Filter for the word "JSON" and keep each matching line.

Figure record extracts:
----------
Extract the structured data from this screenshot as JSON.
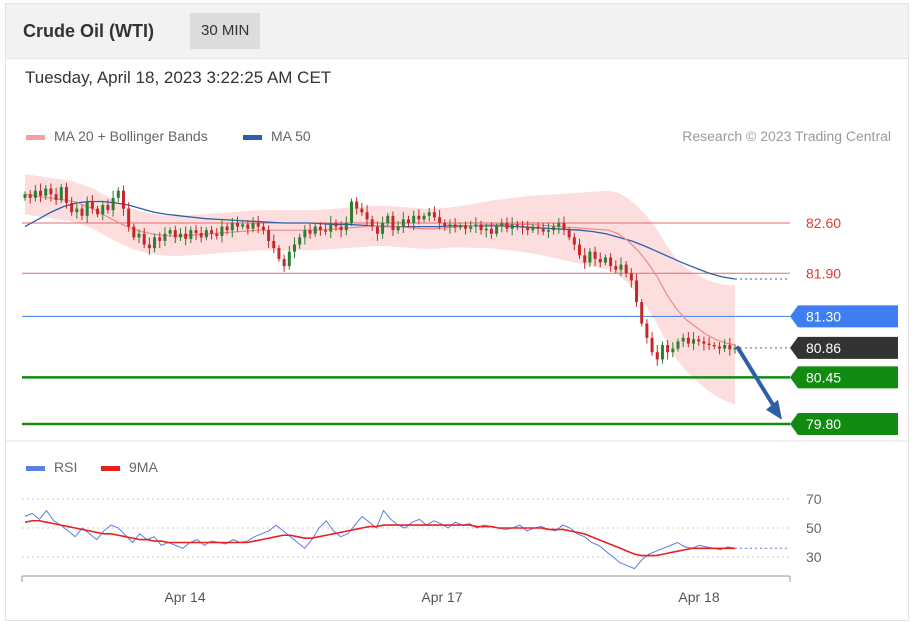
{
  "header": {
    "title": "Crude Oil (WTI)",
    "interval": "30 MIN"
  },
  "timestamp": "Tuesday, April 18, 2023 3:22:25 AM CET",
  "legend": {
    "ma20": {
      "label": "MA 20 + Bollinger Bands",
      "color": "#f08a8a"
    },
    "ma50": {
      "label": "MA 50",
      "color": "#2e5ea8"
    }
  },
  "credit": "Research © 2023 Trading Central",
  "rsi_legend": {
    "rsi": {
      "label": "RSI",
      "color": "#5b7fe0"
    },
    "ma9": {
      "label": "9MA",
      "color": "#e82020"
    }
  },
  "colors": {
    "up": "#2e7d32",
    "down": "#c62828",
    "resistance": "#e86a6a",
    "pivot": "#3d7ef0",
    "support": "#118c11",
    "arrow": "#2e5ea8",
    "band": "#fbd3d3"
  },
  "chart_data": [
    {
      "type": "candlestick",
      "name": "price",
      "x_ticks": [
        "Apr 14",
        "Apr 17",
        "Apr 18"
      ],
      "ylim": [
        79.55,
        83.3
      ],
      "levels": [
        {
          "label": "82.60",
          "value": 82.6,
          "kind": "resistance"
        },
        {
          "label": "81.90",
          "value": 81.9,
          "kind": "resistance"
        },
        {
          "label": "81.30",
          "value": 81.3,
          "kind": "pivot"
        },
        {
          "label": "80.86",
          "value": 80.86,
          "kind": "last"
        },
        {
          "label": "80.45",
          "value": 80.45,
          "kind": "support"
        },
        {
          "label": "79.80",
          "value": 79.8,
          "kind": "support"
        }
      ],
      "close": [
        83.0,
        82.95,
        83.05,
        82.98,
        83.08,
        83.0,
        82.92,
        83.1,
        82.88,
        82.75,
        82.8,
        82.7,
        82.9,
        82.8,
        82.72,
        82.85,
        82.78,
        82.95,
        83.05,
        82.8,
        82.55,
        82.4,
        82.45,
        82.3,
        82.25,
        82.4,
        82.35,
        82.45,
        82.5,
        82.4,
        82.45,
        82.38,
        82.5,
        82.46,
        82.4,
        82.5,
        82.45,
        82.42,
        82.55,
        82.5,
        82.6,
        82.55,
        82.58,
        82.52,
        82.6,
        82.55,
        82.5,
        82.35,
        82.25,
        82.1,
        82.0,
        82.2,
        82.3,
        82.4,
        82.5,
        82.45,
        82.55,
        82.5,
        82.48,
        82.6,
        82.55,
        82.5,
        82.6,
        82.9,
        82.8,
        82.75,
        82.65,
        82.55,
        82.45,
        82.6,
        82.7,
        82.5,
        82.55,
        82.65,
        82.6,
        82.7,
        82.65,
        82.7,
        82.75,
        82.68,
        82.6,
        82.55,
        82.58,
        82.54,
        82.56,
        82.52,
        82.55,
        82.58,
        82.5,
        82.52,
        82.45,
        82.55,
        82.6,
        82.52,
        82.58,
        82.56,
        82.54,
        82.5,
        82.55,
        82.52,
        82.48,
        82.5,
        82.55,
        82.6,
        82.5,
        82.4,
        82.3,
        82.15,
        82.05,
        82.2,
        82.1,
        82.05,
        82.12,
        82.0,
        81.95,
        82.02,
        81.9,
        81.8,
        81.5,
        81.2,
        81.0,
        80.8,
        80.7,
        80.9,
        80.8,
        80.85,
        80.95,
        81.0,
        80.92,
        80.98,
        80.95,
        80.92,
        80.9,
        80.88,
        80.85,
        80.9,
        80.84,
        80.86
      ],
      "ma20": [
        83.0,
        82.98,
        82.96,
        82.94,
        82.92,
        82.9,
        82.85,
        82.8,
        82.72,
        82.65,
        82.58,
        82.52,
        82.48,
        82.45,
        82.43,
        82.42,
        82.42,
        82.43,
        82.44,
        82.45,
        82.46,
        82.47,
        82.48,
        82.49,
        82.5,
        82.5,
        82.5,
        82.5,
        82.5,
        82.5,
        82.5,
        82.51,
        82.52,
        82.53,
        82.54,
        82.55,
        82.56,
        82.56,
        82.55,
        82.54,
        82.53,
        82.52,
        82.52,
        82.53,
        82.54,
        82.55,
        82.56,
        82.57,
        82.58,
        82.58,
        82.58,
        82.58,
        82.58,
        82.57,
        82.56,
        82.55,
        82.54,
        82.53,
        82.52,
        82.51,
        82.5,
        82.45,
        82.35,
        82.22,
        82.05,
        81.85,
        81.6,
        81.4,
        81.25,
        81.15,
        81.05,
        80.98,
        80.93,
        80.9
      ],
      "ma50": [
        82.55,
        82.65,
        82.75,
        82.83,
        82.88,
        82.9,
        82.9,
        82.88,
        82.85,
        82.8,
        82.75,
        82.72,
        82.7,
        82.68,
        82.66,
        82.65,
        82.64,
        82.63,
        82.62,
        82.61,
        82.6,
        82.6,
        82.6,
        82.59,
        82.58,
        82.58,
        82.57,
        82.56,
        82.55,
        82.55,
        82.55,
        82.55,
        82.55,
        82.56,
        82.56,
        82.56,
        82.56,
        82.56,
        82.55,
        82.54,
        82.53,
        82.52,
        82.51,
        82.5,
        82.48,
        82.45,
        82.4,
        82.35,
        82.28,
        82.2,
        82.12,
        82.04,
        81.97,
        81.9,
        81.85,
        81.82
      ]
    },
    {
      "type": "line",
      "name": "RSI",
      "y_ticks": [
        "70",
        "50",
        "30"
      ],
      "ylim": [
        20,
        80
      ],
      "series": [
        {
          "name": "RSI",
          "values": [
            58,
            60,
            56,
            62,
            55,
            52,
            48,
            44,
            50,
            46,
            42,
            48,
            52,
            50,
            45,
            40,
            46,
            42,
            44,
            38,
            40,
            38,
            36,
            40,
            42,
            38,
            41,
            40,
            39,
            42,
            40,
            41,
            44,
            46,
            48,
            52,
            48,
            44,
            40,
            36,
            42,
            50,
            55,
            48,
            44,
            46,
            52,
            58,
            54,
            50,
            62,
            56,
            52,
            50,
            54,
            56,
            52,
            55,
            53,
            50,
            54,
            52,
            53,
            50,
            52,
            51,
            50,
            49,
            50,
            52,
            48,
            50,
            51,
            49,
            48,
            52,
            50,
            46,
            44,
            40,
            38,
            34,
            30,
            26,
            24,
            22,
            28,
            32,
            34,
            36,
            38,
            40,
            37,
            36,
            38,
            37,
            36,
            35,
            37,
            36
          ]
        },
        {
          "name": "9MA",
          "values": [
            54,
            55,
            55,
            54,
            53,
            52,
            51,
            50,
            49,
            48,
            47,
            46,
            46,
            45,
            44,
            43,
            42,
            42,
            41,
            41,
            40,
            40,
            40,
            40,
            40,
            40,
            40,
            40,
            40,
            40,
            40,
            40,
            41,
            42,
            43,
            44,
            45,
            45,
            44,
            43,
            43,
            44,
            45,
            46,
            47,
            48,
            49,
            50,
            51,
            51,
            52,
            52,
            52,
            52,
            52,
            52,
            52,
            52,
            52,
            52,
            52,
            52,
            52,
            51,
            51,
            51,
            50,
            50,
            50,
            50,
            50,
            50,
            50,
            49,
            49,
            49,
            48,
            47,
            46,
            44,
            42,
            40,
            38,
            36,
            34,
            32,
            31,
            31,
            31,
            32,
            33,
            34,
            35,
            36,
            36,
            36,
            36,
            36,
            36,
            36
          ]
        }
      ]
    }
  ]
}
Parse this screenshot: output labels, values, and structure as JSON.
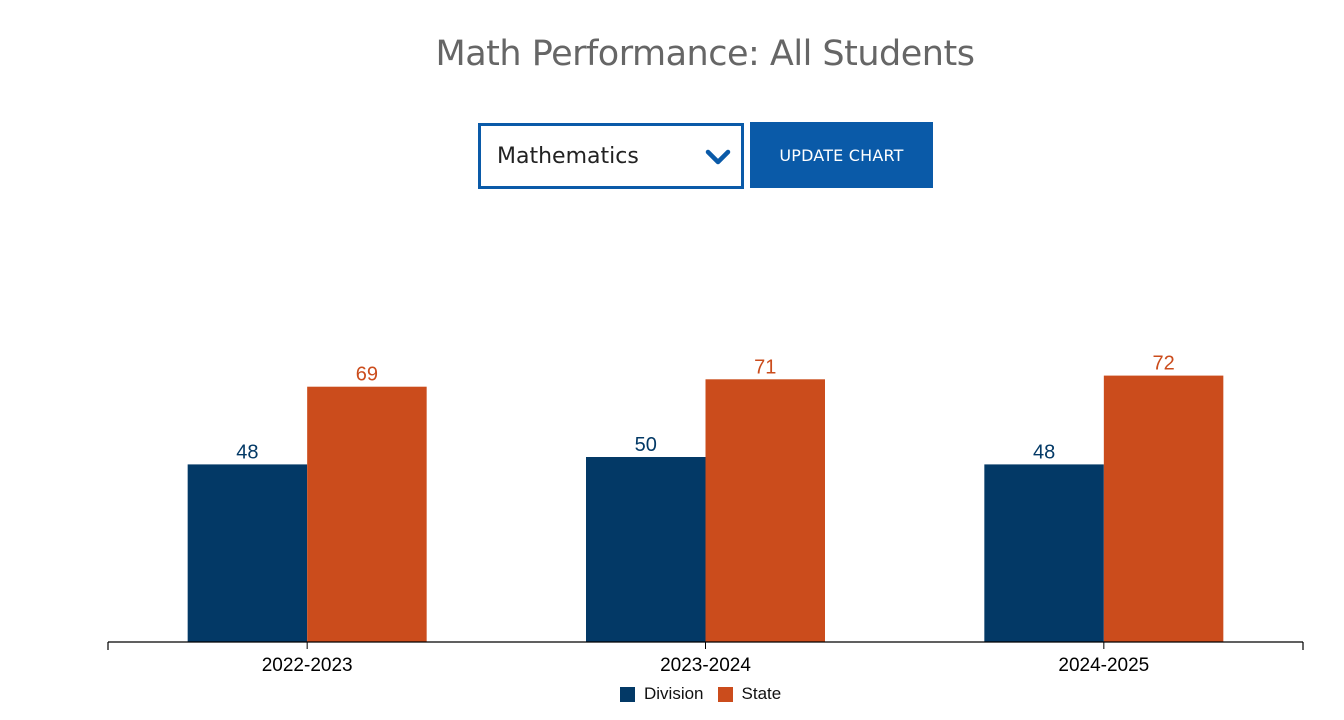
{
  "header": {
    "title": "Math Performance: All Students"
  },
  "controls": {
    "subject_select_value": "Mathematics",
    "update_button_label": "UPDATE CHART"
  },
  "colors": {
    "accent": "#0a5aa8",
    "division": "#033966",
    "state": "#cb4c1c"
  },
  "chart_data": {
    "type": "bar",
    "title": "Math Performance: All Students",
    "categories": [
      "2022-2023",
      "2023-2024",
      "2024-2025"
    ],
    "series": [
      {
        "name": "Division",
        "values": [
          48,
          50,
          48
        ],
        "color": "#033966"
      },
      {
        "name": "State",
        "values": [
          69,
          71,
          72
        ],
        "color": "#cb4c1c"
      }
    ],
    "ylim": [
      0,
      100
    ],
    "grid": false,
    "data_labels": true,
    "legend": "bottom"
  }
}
----------
* **TASK OUTPUT**:
Extract the structured data from this screenshot as JSON.
Parse this screenshot: output labels, values, and structure as JSON.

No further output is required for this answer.